§ **Information shown**:
※
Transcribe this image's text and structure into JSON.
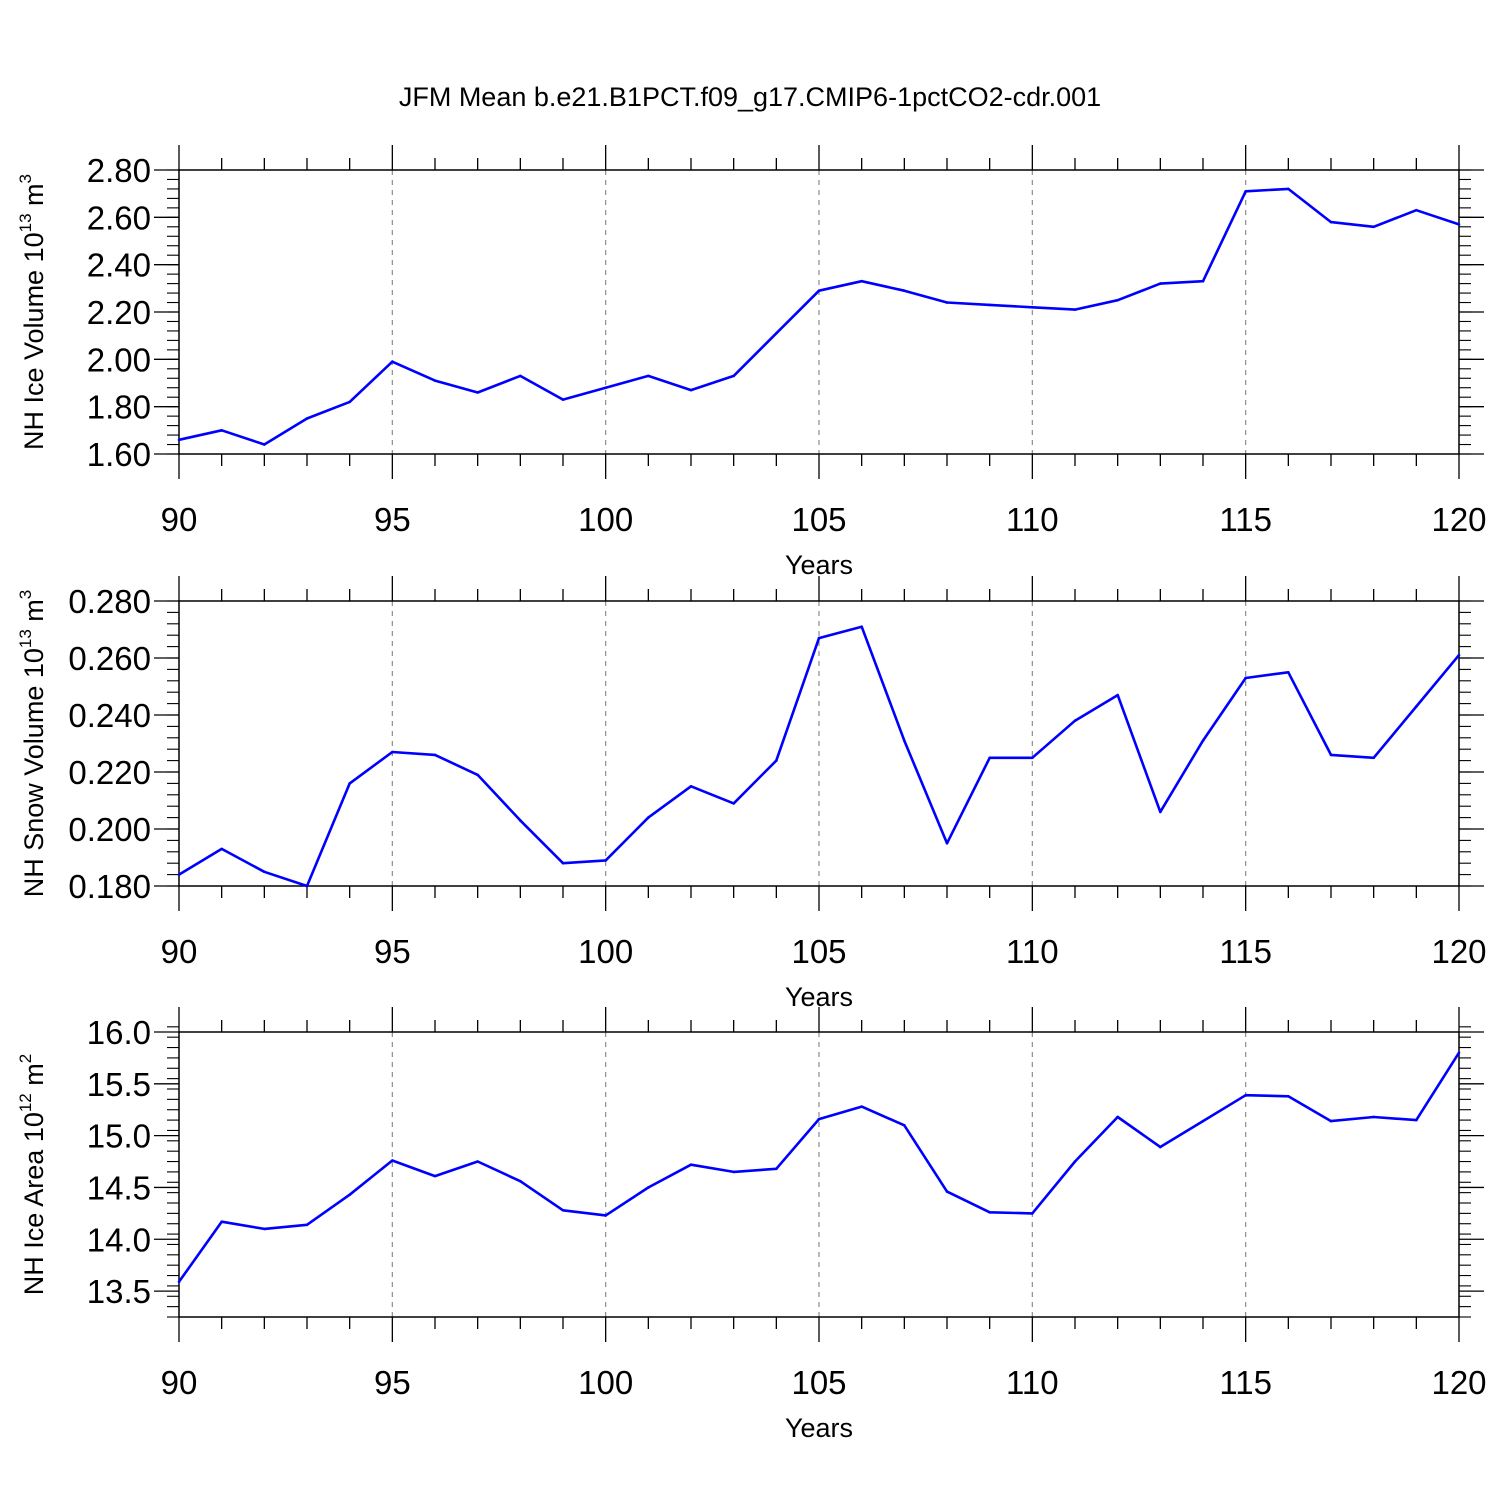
{
  "title": "JFM Mean b.e21.B1PCT.f09_g17.CMIP6-1pctCO2-cdr.001",
  "colors": {
    "line": "#0000ff",
    "frame": "#000000",
    "grid": "#8c8c8c",
    "background": "#ffffff"
  },
  "chart_data": [
    {
      "type": "line",
      "name": "ice-volume",
      "title": "JFM Mean b.e21.B1PCT.f09_g17.CMIP6-1pctCO2-cdr.001",
      "xlabel": "Years",
      "ylabel_text": "NH Ice Volume 10",
      "ylabel_sup1": "13",
      "ylabel_mid": " m",
      "ylabel_sup2": "3",
      "xlim": [
        90,
        120
      ],
      "ylim": [
        1.6,
        2.8
      ],
      "xticks": [
        90,
        95,
        100,
        105,
        110,
        115,
        120
      ],
      "xtick_labels": [
        "90",
        "95",
        "100",
        "105",
        "110",
        "115",
        "120"
      ],
      "yticks": [
        1.6,
        1.8,
        2.0,
        2.2,
        2.4,
        2.6,
        2.8
      ],
      "ytick_labels": [
        "1.60",
        "1.80",
        "2.00",
        "2.20",
        "2.40",
        "2.60",
        "2.80"
      ],
      "grid": "vertical dashed at major x ticks",
      "x": [
        90,
        91,
        92,
        93,
        94,
        95,
        96,
        97,
        98,
        99,
        100,
        101,
        102,
        103,
        104,
        105,
        106,
        107,
        108,
        109,
        110,
        111,
        112,
        113,
        114,
        115,
        116,
        117,
        118,
        119,
        120
      ],
      "values": [
        1.66,
        1.7,
        1.64,
        1.75,
        1.82,
        1.99,
        1.91,
        1.86,
        1.93,
        1.83,
        1.88,
        1.93,
        1.87,
        1.93,
        2.11,
        2.29,
        2.33,
        2.29,
        2.24,
        2.23,
        2.22,
        2.21,
        2.25,
        2.32,
        2.33,
        2.71,
        2.72,
        2.58,
        2.56,
        2.63,
        2.57
      ]
    },
    {
      "type": "line",
      "name": "snow-volume",
      "xlabel": "Years",
      "ylabel_text": "NH Snow Volume 10",
      "ylabel_sup1": "13",
      "ylabel_mid": " m",
      "ylabel_sup2": "3",
      "xlim": [
        90,
        120
      ],
      "ylim": [
        0.18,
        0.28
      ],
      "xticks": [
        90,
        95,
        100,
        105,
        110,
        115,
        120
      ],
      "xtick_labels": [
        "90",
        "95",
        "100",
        "105",
        "110",
        "115",
        "120"
      ],
      "yticks": [
        0.18,
        0.2,
        0.22,
        0.24,
        0.26,
        0.28
      ],
      "ytick_labels": [
        "0.180",
        "0.200",
        "0.220",
        "0.240",
        "0.260",
        "0.280"
      ],
      "grid": "vertical dashed at major x ticks",
      "x": [
        90,
        91,
        92,
        93,
        94,
        95,
        96,
        97,
        98,
        99,
        100,
        101,
        102,
        103,
        104,
        105,
        106,
        107,
        108,
        109,
        110,
        111,
        112,
        113,
        114,
        115,
        116,
        117,
        118,
        119,
        120
      ],
      "values": [
        0.184,
        0.193,
        0.185,
        0.18,
        0.216,
        0.227,
        0.226,
        0.219,
        0.203,
        0.188,
        0.189,
        0.204,
        0.215,
        0.209,
        0.224,
        0.267,
        0.271,
        0.231,
        0.195,
        0.225,
        0.225,
        0.238,
        0.247,
        0.206,
        0.231,
        0.253,
        0.255,
        0.226,
        0.225,
        0.243,
        0.261
      ]
    },
    {
      "type": "line",
      "name": "ice-area",
      "xlabel": "Years",
      "ylabel_text": "NH Ice Area 10",
      "ylabel_sup1": "12",
      "ylabel_mid": " m",
      "ylabel_sup2": "2",
      "xlim": [
        90,
        120
      ],
      "ylim": [
        13.25,
        16.0
      ],
      "xticks": [
        90,
        95,
        100,
        105,
        110,
        115,
        120
      ],
      "xtick_labels": [
        "90",
        "95",
        "100",
        "105",
        "110",
        "115",
        "120"
      ],
      "yticks": [
        13.5,
        14.0,
        14.5,
        15.0,
        15.5,
        16.0
      ],
      "ytick_labels": [
        "13.5",
        "14.0",
        "14.5",
        "15.0",
        "15.5",
        "16.0"
      ],
      "grid": "vertical dashed at major x ticks",
      "x": [
        90,
        91,
        92,
        93,
        94,
        95,
        96,
        97,
        98,
        99,
        100,
        101,
        102,
        103,
        104,
        105,
        106,
        107,
        108,
        109,
        110,
        111,
        112,
        113,
        114,
        115,
        116,
        117,
        118,
        119,
        120
      ],
      "values": [
        13.59,
        14.17,
        14.1,
        14.14,
        14.43,
        14.76,
        14.61,
        14.75,
        14.56,
        14.28,
        14.23,
        14.5,
        14.72,
        14.65,
        14.68,
        15.16,
        15.28,
        15.1,
        14.46,
        14.26,
        14.25,
        14.75,
        15.18,
        14.89,
        15.14,
        15.39,
        15.38,
        15.14,
        15.18,
        15.15,
        15.8
      ]
    }
  ]
}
※
§ **Exercise**: Reproduce every entry word for word, but skip any pictures.

§ **Exercise answer**:
Transcribe this image's text and structure into JSON.
{
  "title": "JFM Mean b.e21.B1PCT.f09_g17.CMIP6-1pctCO2-cdr.001",
  "colors": {
    "line": "#0000ff",
    "frame": "#000000",
    "grid": "#8c8c8c",
    "background": "#ffffff"
  },
  "chart_data": [
    {
      "type": "line",
      "name": "ice-volume",
      "title": "JFM Mean b.e21.B1PCT.f09_g17.CMIP6-1pctCO2-cdr.001",
      "xlabel": "Years",
      "ylabel_text": "NH Ice Volume 10",
      "ylabel_sup1": "13",
      "ylabel_mid": " m",
      "ylabel_sup2": "3",
      "xlim": [
        90,
        120
      ],
      "ylim": [
        1.6,
        2.8
      ],
      "xticks": [
        90,
        95,
        100,
        105,
        110,
        115,
        120
      ],
      "xtick_labels": [
        "90",
        "95",
        "100",
        "105",
        "110",
        "115",
        "120"
      ],
      "yticks": [
        1.6,
        1.8,
        2.0,
        2.2,
        2.4,
        2.6,
        2.8
      ],
      "ytick_labels": [
        "1.60",
        "1.80",
        "2.00",
        "2.20",
        "2.40",
        "2.60",
        "2.80"
      ],
      "grid": "vertical dashed at major x ticks",
      "x": [
        90,
        91,
        92,
        93,
        94,
        95,
        96,
        97,
        98,
        99,
        100,
        101,
        102,
        103,
        104,
        105,
        106,
        107,
        108,
        109,
        110,
        111,
        112,
        113,
        114,
        115,
        116,
        117,
        118,
        119,
        120
      ],
      "values": [
        1.66,
        1.7,
        1.64,
        1.75,
        1.82,
        1.99,
        1.91,
        1.86,
        1.93,
        1.83,
        1.88,
        1.93,
        1.87,
        1.93,
        2.11,
        2.29,
        2.33,
        2.29,
        2.24,
        2.23,
        2.22,
        2.21,
        2.25,
        2.32,
        2.33,
        2.71,
        2.72,
        2.58,
        2.56,
        2.63,
        2.57
      ]
    },
    {
      "type": "line",
      "name": "snow-volume",
      "xlabel": "Years",
      "ylabel_text": "NH Snow Volume 10",
      "ylabel_sup1": "13",
      "ylabel_mid": " m",
      "ylabel_sup2": "3",
      "xlim": [
        90,
        120
      ],
      "ylim": [
        0.18,
        0.28
      ],
      "xticks": [
        90,
        95,
        100,
        105,
        110,
        115,
        120
      ],
      "xtick_labels": [
        "90",
        "95",
        "100",
        "105",
        "110",
        "115",
        "120"
      ],
      "yticks": [
        0.18,
        0.2,
        0.22,
        0.24,
        0.26,
        0.28
      ],
      "ytick_labels": [
        "0.180",
        "0.200",
        "0.220",
        "0.240",
        "0.260",
        "0.280"
      ],
      "grid": "vertical dashed at major x ticks",
      "x": [
        90,
        91,
        92,
        93,
        94,
        95,
        96,
        97,
        98,
        99,
        100,
        101,
        102,
        103,
        104,
        105,
        106,
        107,
        108,
        109,
        110,
        111,
        112,
        113,
        114,
        115,
        116,
        117,
        118,
        119,
        120
      ],
      "values": [
        0.184,
        0.193,
        0.185,
        0.18,
        0.216,
        0.227,
        0.226,
        0.219,
        0.203,
        0.188,
        0.189,
        0.204,
        0.215,
        0.209,
        0.224,
        0.267,
        0.271,
        0.231,
        0.195,
        0.225,
        0.225,
        0.238,
        0.247,
        0.206,
        0.231,
        0.253,
        0.255,
        0.226,
        0.225,
        0.243,
        0.261
      ]
    },
    {
      "type": "line",
      "name": "ice-area",
      "xlabel": "Years",
      "ylabel_text": "NH Ice Area 10",
      "ylabel_sup1": "12",
      "ylabel_mid": " m",
      "ylabel_sup2": "2",
      "xlim": [
        90,
        120
      ],
      "ylim": [
        13.25,
        16.0
      ],
      "xticks": [
        90,
        95,
        100,
        105,
        110,
        115,
        120
      ],
      "xtick_labels": [
        "90",
        "95",
        "100",
        "105",
        "110",
        "115",
        "120"
      ],
      "yticks": [
        13.5,
        14.0,
        14.5,
        15.0,
        15.5,
        16.0
      ],
      "ytick_labels": [
        "13.5",
        "14.0",
        "14.5",
        "15.0",
        "15.5",
        "16.0"
      ],
      "grid": "vertical dashed at major x ticks",
      "x": [
        90,
        91,
        92,
        93,
        94,
        95,
        96,
        97,
        98,
        99,
        100,
        101,
        102,
        103,
        104,
        105,
        106,
        107,
        108,
        109,
        110,
        111,
        112,
        113,
        114,
        115,
        116,
        117,
        118,
        119,
        120
      ],
      "values": [
        13.59,
        14.17,
        14.1,
        14.14,
        14.43,
        14.76,
        14.61,
        14.75,
        14.56,
        14.28,
        14.23,
        14.5,
        14.72,
        14.65,
        14.68,
        15.16,
        15.28,
        15.1,
        14.46,
        14.26,
        14.25,
        14.75,
        15.18,
        14.89,
        15.14,
        15.39,
        15.38,
        15.14,
        15.18,
        15.15,
        15.8
      ]
    }
  ]
}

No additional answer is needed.